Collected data
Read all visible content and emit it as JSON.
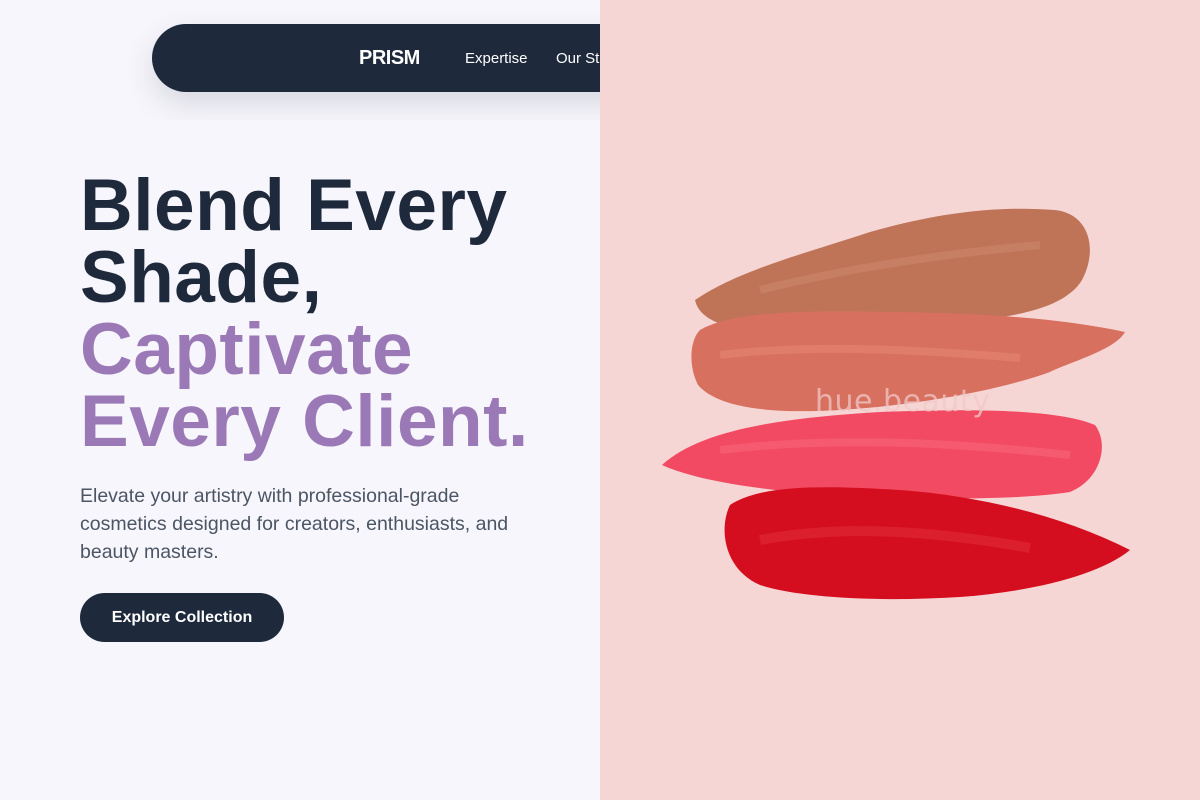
{
  "nav": {
    "brand": "PRISM",
    "links": [
      "Expertise",
      "Our Story"
    ]
  },
  "hero": {
    "headline_line1": "Blend Every",
    "headline_line2": "Shade,",
    "headline_line3": "Captivate",
    "headline_line4": "Every Client.",
    "subtitle": "Elevate your artistry with professional-grade cosmetics designed for creators, enthusiasts, and beauty masters.",
    "cta_label": "Explore Collection"
  },
  "image": {
    "watermark": "hue.beauty",
    "swatches": [
      "nude-brown",
      "coral",
      "pink",
      "red"
    ]
  },
  "colors": {
    "navy": "#1e293b",
    "accent_purple": "#9b79b6",
    "panel_pink": "#f6d6d4",
    "swatch_nude": "#bf7458",
    "swatch_coral": "#d8705f",
    "swatch_pink": "#f24a62",
    "swatch_red": "#d40e1e"
  }
}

» **EXERCISE TASK**: Report the number of lines in the listing that include the string "beauty"; give nothing but the number.

» **TASK RESPONSE**: 2